*Records shown*

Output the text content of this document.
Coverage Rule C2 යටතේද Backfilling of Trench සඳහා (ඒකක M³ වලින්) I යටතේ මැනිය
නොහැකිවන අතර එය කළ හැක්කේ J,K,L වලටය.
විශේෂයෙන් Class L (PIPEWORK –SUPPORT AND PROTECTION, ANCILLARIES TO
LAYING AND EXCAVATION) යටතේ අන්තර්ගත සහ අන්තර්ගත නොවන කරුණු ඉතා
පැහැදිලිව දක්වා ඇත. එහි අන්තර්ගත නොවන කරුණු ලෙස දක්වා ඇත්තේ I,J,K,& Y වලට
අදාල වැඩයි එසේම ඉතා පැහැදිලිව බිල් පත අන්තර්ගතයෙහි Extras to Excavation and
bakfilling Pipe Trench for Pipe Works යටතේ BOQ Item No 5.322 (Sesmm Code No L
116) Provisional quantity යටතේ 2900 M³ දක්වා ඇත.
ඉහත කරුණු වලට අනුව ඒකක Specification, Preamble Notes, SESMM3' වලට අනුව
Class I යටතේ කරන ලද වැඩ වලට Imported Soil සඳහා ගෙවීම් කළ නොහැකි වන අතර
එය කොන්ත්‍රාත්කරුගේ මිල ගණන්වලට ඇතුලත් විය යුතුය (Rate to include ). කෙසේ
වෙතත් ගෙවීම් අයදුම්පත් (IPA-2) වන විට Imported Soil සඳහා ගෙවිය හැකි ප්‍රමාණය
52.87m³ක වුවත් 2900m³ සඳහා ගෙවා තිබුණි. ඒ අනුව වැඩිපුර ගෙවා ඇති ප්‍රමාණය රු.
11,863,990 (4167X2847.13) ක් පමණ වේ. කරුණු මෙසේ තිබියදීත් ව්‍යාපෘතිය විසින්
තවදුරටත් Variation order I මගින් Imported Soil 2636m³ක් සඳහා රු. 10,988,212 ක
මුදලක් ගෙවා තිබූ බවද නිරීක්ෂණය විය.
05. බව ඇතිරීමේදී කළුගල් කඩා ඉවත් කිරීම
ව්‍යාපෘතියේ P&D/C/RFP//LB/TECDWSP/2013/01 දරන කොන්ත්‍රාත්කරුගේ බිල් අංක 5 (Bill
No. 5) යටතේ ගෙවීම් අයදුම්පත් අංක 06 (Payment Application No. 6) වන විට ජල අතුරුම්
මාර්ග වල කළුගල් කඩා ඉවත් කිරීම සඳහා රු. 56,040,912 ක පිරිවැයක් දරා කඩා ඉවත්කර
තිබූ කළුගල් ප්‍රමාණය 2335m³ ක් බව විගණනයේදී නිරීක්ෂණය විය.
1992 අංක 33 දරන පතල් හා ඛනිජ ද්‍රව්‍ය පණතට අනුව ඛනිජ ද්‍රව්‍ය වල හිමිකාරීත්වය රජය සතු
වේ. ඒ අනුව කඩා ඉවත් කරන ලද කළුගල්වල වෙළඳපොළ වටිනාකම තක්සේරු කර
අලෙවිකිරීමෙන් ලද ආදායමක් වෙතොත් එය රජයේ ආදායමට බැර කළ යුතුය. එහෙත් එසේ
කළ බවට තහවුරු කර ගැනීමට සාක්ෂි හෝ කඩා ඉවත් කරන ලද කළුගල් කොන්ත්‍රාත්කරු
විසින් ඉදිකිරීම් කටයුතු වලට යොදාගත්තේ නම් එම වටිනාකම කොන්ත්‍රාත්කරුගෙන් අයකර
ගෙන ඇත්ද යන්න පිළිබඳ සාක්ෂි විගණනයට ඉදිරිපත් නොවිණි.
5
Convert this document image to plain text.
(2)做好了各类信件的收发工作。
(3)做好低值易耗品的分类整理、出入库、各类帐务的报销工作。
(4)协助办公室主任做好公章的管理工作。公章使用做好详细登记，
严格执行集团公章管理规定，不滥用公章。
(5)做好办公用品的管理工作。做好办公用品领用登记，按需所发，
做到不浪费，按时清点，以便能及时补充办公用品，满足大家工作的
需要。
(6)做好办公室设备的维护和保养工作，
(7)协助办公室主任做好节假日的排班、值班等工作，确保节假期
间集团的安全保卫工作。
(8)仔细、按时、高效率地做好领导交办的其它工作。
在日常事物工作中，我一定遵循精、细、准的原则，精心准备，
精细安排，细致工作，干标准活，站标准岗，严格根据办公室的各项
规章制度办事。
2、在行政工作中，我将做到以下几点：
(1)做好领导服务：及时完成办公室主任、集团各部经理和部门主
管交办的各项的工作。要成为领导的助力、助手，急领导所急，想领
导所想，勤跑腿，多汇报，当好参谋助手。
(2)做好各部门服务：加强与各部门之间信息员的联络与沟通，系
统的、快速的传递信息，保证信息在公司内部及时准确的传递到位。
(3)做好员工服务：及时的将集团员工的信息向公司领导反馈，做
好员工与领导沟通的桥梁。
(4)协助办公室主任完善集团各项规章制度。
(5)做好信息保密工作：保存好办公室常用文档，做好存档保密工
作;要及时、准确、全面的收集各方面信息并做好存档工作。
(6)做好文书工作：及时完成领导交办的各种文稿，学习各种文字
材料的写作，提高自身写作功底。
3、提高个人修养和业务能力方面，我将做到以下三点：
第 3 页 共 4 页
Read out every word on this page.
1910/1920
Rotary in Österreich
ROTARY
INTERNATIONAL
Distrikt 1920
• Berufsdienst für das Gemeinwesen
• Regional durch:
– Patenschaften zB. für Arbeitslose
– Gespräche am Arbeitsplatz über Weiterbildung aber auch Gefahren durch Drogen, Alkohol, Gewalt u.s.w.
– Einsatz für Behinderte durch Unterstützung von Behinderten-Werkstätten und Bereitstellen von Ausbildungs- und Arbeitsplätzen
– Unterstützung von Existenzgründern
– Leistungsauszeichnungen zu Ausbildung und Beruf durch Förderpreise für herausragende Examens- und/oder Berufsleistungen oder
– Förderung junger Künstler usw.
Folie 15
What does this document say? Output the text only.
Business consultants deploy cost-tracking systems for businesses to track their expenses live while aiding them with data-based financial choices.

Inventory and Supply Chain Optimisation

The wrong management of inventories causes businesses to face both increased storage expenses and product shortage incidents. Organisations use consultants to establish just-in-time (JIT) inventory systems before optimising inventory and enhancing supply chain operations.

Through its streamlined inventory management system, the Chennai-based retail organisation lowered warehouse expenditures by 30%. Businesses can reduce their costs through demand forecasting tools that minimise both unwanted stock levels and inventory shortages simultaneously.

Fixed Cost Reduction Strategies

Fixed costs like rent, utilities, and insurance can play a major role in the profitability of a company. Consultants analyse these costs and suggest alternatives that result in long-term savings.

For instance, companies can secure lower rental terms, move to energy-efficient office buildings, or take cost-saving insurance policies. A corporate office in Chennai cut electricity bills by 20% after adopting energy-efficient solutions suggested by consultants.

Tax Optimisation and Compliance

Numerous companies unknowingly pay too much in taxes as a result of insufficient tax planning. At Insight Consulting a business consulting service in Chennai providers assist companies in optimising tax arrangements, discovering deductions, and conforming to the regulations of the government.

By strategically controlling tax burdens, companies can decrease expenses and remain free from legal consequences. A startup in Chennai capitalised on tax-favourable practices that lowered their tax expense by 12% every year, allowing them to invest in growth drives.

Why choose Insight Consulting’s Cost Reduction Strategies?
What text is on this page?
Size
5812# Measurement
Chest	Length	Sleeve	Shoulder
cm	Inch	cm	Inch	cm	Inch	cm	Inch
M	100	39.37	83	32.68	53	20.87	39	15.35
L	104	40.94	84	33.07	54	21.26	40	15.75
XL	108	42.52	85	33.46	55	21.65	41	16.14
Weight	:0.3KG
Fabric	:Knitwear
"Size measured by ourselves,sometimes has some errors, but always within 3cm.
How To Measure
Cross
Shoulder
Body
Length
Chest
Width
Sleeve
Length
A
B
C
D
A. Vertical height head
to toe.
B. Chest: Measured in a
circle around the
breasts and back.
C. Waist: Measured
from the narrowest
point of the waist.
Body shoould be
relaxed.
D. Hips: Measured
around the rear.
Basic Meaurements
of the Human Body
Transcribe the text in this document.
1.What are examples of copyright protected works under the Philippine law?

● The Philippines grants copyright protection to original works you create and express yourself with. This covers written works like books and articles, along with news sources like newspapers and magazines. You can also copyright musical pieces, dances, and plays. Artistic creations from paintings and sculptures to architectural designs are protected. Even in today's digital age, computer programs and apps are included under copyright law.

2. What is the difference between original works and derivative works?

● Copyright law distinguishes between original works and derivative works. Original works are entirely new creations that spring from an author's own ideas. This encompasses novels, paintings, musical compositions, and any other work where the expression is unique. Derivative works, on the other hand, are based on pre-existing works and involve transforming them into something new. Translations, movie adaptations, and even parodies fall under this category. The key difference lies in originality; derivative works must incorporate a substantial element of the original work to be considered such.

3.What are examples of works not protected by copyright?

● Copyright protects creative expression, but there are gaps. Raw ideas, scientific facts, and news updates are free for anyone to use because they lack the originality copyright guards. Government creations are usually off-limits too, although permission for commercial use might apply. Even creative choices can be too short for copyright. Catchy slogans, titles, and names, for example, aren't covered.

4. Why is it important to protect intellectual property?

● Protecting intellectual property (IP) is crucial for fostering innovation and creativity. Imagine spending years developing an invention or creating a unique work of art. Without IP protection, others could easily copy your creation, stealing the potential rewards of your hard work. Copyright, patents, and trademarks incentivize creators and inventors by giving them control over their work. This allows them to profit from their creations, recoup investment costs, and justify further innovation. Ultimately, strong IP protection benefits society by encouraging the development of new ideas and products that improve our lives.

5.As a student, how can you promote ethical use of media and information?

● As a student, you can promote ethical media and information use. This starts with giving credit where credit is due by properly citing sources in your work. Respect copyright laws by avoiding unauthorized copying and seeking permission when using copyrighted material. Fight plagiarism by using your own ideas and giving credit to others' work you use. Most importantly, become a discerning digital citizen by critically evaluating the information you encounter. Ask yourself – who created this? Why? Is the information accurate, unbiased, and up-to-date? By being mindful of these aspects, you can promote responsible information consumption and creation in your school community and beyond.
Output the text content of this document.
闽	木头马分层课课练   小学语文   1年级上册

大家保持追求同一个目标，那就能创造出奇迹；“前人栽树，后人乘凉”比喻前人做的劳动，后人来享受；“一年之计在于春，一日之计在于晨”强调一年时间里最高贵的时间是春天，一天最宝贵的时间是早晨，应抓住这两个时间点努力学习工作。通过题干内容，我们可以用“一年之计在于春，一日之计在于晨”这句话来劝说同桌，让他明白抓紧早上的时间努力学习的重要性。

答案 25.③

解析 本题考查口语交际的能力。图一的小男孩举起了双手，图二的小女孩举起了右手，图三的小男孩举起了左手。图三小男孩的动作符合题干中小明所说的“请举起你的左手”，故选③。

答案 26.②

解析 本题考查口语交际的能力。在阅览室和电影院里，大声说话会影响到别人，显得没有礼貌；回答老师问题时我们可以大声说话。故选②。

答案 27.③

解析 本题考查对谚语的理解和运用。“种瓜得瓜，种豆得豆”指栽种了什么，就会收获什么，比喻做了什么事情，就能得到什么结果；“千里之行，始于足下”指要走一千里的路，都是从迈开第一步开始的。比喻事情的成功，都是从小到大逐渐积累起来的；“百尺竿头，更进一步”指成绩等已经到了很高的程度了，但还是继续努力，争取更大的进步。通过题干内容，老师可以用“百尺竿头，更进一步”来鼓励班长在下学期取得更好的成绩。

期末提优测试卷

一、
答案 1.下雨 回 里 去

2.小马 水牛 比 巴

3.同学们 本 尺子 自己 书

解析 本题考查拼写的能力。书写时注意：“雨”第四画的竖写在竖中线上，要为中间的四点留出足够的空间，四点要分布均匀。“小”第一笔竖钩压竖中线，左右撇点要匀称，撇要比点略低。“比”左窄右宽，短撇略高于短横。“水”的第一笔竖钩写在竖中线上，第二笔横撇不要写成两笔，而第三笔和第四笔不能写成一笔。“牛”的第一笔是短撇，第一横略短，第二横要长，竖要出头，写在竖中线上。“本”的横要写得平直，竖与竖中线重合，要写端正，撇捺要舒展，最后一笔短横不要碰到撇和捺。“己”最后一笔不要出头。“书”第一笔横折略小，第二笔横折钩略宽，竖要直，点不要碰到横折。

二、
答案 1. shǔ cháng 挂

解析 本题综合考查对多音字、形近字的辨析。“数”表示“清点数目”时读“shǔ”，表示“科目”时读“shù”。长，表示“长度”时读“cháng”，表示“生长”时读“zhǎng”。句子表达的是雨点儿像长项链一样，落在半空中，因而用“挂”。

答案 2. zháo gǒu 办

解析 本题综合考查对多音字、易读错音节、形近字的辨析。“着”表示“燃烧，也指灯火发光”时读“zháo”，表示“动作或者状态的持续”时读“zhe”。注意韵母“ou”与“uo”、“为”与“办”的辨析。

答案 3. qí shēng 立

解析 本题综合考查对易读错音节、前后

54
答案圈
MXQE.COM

*Brief*
Sift the material for lines with the string "unique". Copy each one found.

*Solved problem*
● Copyright law distinguishes between original works and derivative works. Original works are entirely new creations that spring from an author's own ideas. This encompasses novels, paintings, musical compositions, and any other work where the expression is unique. Derivative works, on the other hand, are based on pre-existing works and involve transforming them into something new. Translations, movie adaptations, and even parodies fall under this category. The key difference lies in originality; derivative works must incorporate a substantial element of the original work to be considered such.
● Protecting intellectual property (IP) is crucial for fostering innovation and creativity. Imagine spending years developing an invention or creating a unique work of art. Without IP protection, others could easily copy your creation, stealing the potential rewards of your hard work. Copyright, patents, and trademarks incentivize creators and inventors by giving them control over their work. This allows them to profit from their creations, recoup investment costs, and justify further innovation. Ultimately, strong IP protection benefits society by encouraging the development of new ideas and products that improve our lives.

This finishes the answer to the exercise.